DO THIS -> Go through the entries below and write each one out exactly.

(Figure data in JSON)
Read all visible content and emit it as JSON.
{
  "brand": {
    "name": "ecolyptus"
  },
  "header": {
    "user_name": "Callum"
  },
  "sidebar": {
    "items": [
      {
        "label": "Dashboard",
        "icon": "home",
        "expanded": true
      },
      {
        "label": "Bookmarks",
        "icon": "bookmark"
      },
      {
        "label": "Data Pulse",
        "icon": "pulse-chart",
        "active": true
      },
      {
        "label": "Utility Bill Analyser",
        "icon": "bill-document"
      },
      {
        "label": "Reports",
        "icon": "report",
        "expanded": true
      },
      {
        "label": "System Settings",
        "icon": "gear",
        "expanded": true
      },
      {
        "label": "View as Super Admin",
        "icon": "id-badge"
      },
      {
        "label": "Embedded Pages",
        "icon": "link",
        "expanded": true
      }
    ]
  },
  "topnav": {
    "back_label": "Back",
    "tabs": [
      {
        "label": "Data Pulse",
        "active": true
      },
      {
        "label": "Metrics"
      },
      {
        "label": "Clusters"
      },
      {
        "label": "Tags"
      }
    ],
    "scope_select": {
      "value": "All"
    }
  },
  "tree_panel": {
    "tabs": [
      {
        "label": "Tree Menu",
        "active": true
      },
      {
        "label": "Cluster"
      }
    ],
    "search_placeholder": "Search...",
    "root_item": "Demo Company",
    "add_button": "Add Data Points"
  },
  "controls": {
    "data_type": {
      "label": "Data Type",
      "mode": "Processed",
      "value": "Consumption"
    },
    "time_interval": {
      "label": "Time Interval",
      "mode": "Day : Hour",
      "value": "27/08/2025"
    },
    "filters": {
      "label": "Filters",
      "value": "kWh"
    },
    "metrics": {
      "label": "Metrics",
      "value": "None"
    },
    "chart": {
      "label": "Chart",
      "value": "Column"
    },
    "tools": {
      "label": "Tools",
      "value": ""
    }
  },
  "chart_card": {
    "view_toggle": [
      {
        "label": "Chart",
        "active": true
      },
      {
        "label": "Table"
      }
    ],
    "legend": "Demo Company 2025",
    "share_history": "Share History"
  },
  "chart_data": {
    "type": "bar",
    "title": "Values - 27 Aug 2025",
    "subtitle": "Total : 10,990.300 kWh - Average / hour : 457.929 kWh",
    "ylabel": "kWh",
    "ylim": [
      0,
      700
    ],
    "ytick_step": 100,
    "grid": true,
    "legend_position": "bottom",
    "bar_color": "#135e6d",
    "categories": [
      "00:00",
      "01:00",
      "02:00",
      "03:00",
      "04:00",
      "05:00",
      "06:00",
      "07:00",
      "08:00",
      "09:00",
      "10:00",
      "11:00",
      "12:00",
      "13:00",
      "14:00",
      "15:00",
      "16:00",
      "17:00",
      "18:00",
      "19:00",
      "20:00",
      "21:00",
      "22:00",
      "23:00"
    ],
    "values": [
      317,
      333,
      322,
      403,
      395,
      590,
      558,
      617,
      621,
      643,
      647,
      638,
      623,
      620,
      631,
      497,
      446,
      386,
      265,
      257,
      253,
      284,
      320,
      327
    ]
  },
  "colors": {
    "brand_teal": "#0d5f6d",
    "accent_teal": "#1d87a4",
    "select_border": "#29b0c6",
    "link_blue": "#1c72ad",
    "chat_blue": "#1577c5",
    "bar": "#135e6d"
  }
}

ANSWER FOR THE TASK ->
Read all visible content and emit it as JSON.
{
  "brand": {
    "name": "ecolyptus"
  },
  "header": {
    "user_name": "Callum"
  },
  "sidebar": {
    "items": [
      {
        "label": "Dashboard",
        "icon": "home",
        "expanded": true
      },
      {
        "label": "Bookmarks",
        "icon": "bookmark"
      },
      {
        "label": "Data Pulse",
        "icon": "pulse-chart",
        "active": true
      },
      {
        "label": "Utility Bill Analyser",
        "icon": "bill-document"
      },
      {
        "label": "Reports",
        "icon": "report",
        "expanded": true
      },
      {
        "label": "System Settings",
        "icon": "gear",
        "expanded": true
      },
      {
        "label": "View as Super Admin",
        "icon": "id-badge"
      },
      {
        "label": "Embedded Pages",
        "icon": "link",
        "expanded": true
      }
    ]
  },
  "topnav": {
    "back_label": "Back",
    "tabs": [
      {
        "label": "Data Pulse",
        "active": true
      },
      {
        "label": "Metrics"
      },
      {
        "label": "Clusters"
      },
      {
        "label": "Tags"
      }
    ],
    "scope_select": {
      "value": "All"
    }
  },
  "tree_panel": {
    "tabs": [
      {
        "label": "Tree Menu",
        "active": true
      },
      {
        "label": "Cluster"
      }
    ],
    "search_placeholder": "Search...",
    "root_item": "Demo Company",
    "add_button": "Add Data Points"
  },
  "controls": {
    "data_type": {
      "label": "Data Type",
      "mode": "Processed",
      "value": "Consumption"
    },
    "time_interval": {
      "label": "Time Interval",
      "mode": "Day : Hour",
      "value": "27/08/2025"
    },
    "filters": {
      "label": "Filters",
      "value": "kWh"
    },
    "metrics": {
      "label": "Metrics",
      "value": "None"
    },
    "chart": {
      "label": "Chart",
      "value": "Column"
    },
    "tools": {
      "label": "Tools",
      "value": ""
    }
  },
  "chart_card": {
    "view_toggle": [
      {
        "label": "Chart",
        "active": true
      },
      {
        "label": "Table"
      }
    ],
    "legend": "Demo Company 2025",
    "share_history": "Share History"
  },
  "chart_data": {
    "type": "bar",
    "title": "Values - 27 Aug 2025",
    "subtitle": "Total : 10,990.300 kWh - Average / hour : 457.929 kWh",
    "ylabel": "kWh",
    "ylim": [
      0,
      700
    ],
    "ytick_step": 100,
    "grid": true,
    "legend_position": "bottom",
    "bar_color": "#135e6d",
    "categories": [
      "00:00",
      "01:00",
      "02:00",
      "03:00",
      "04:00",
      "05:00",
      "06:00",
      "07:00",
      "08:00",
      "09:00",
      "10:00",
      "11:00",
      "12:00",
      "13:00",
      "14:00",
      "15:00",
      "16:00",
      "17:00",
      "18:00",
      "19:00",
      "20:00",
      "21:00",
      "22:00",
      "23:00"
    ],
    "values": [
      317,
      333,
      322,
      403,
      395,
      590,
      558,
      617,
      621,
      643,
      647,
      638,
      623,
      620,
      631,
      497,
      446,
      386,
      265,
      257,
      253,
      284,
      320,
      327
    ]
  },
  "colors": {
    "brand_teal": "#0d5f6d",
    "accent_teal": "#1d87a4",
    "select_border": "#29b0c6",
    "link_blue": "#1c72ad",
    "chat_blue": "#1577c5",
    "bar": "#135e6d"
  }
}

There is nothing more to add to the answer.